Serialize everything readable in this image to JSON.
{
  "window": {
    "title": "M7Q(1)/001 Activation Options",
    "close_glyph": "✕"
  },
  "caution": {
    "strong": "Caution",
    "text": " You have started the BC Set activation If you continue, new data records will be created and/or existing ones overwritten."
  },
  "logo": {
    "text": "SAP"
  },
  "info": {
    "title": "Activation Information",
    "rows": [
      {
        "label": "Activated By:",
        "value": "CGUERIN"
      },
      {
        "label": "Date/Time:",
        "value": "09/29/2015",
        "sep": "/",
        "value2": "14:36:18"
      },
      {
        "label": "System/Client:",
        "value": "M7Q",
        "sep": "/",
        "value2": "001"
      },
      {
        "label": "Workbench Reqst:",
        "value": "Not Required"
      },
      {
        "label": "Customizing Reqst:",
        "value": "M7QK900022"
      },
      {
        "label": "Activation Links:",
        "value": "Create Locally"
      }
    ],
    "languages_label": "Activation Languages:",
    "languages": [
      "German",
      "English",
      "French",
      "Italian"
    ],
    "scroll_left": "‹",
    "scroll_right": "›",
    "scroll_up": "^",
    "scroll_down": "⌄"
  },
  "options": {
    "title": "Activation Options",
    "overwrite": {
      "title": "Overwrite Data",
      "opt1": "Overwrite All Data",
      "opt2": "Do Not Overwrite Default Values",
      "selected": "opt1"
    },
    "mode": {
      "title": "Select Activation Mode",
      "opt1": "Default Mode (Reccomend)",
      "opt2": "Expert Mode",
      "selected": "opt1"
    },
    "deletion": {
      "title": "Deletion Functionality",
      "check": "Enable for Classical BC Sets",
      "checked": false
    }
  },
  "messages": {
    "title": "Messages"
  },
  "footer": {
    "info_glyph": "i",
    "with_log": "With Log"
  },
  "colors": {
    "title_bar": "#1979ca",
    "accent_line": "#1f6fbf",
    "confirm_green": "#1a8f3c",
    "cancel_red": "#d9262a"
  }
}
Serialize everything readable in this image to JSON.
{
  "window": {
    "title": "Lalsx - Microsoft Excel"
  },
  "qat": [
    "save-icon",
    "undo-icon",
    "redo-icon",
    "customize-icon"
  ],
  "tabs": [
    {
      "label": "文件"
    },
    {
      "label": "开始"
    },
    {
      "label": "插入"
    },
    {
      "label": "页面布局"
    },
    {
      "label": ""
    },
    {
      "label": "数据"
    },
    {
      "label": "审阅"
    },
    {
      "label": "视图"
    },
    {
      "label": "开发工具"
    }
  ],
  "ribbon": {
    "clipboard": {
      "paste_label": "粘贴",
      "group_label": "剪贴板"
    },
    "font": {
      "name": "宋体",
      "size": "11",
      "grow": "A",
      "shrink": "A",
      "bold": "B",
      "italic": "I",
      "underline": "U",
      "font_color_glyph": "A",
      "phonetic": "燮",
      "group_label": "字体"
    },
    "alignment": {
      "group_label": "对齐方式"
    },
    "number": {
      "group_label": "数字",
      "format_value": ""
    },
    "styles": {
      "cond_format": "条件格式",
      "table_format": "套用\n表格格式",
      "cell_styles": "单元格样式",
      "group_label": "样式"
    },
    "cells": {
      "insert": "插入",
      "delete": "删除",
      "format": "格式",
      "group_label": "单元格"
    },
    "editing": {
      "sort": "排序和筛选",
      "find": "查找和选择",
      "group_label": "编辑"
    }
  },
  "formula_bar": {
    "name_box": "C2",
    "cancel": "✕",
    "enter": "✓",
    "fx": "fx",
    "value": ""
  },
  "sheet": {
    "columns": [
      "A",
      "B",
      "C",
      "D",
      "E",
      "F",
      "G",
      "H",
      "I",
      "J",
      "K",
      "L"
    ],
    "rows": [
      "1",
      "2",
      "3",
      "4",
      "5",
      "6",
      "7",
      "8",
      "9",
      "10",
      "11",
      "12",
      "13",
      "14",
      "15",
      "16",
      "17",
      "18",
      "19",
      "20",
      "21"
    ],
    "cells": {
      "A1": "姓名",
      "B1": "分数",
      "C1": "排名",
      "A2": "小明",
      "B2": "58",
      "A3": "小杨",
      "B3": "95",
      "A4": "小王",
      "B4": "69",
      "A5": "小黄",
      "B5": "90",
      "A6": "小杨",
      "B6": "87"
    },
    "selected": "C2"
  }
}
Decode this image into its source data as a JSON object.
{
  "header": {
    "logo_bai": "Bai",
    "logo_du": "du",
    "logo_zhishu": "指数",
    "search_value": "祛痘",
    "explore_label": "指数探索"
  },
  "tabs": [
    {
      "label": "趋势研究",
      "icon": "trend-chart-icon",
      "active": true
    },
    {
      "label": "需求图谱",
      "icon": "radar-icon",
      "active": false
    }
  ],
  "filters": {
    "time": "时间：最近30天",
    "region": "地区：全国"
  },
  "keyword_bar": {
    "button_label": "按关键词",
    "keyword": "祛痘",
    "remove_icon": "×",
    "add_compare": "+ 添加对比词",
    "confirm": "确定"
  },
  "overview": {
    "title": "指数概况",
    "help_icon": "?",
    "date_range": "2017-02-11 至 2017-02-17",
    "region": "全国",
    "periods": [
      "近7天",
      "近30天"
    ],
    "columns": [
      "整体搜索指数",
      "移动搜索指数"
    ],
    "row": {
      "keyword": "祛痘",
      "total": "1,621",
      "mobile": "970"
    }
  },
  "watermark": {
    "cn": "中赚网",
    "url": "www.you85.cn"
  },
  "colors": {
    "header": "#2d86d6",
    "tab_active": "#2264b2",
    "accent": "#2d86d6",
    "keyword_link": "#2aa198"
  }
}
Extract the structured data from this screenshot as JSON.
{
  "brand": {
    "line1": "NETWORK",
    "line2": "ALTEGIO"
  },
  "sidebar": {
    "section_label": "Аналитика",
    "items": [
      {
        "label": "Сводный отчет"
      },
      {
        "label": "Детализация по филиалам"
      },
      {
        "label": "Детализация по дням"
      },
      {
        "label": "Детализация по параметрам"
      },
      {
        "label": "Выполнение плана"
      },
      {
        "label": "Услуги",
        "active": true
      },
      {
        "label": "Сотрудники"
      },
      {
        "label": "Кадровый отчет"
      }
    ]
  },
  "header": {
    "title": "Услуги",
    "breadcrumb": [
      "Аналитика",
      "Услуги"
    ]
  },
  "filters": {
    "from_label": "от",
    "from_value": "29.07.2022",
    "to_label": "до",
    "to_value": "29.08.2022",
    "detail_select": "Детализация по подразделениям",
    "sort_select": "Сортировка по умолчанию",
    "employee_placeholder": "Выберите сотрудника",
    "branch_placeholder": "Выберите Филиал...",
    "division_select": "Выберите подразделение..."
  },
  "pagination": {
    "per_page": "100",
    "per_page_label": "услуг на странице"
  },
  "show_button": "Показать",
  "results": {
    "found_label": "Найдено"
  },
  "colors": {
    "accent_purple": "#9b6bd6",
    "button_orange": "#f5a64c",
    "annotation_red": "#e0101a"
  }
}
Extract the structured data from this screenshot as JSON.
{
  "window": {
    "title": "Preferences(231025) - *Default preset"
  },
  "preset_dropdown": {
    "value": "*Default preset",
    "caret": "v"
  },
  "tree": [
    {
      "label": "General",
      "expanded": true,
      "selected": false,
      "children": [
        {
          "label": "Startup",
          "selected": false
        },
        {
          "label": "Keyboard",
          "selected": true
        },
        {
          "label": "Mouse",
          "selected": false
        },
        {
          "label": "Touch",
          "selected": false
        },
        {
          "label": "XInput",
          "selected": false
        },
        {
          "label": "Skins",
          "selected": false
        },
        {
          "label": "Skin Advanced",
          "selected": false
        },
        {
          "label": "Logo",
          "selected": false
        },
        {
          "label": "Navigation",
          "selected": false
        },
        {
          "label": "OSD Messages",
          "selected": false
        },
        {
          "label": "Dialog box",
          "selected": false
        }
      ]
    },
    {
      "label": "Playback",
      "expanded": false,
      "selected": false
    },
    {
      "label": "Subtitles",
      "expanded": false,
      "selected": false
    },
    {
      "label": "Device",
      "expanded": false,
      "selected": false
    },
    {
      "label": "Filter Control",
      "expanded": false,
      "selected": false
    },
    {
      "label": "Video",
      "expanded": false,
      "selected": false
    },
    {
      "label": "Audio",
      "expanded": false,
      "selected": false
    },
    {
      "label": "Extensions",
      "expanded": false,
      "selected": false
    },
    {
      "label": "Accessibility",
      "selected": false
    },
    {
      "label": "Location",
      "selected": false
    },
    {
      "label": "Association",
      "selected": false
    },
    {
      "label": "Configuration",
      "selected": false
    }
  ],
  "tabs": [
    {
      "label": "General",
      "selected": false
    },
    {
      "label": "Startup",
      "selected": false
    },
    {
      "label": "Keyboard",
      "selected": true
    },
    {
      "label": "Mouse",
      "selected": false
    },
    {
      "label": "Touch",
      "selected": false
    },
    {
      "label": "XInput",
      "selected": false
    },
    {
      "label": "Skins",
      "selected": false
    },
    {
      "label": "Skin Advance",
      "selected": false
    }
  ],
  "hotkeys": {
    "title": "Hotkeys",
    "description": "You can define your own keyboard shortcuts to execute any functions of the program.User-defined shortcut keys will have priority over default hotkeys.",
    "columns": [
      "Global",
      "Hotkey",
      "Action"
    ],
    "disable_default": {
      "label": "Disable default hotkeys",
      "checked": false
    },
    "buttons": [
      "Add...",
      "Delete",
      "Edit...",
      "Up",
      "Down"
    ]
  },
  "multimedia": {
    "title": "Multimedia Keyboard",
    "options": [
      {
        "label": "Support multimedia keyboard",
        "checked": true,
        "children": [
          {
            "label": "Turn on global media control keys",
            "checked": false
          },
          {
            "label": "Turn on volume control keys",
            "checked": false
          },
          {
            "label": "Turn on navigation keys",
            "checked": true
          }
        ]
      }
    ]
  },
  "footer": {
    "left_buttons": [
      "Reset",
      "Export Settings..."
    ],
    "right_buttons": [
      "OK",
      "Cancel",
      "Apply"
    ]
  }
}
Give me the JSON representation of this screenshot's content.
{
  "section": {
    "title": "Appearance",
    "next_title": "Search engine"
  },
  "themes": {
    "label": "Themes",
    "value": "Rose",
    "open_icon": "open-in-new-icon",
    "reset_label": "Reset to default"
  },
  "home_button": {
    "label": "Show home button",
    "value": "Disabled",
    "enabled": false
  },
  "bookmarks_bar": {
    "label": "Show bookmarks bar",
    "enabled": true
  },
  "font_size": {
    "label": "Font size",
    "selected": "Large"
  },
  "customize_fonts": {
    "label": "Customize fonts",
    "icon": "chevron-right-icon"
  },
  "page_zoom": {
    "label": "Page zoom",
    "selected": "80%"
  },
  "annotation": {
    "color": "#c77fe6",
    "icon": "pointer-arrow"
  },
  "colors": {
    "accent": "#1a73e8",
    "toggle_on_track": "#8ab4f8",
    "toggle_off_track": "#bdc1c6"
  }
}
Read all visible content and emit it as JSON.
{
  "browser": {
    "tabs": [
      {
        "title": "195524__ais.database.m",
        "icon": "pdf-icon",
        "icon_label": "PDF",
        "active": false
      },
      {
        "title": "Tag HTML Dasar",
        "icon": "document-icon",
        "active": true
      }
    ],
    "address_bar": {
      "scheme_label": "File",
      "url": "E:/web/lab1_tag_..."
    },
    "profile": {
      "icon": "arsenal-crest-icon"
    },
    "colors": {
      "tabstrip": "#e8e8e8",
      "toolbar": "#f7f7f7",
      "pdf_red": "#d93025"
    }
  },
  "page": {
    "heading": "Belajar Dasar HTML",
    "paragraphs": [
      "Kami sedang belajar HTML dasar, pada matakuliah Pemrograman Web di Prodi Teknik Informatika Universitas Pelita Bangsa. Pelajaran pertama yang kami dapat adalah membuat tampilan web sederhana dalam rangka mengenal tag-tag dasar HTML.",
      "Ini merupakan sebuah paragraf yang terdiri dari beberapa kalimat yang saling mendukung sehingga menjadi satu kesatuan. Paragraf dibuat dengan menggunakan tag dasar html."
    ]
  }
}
|---|
=== Objective ===
Gather up, from the records above, each line where the word "JSON" appears.

=== Response to this exercise ===
Serialize everything readable in this image to JSON.
Serialize everything readable in this image to JSON.
Decode this image into its source data as a JSON object.
Extract the structured data from this screenshot as JSON.
Extract the structured data from this screenshot as JSON.
Give me the JSON representation of this screenshot's content.
Read all visible content and emit it as JSON.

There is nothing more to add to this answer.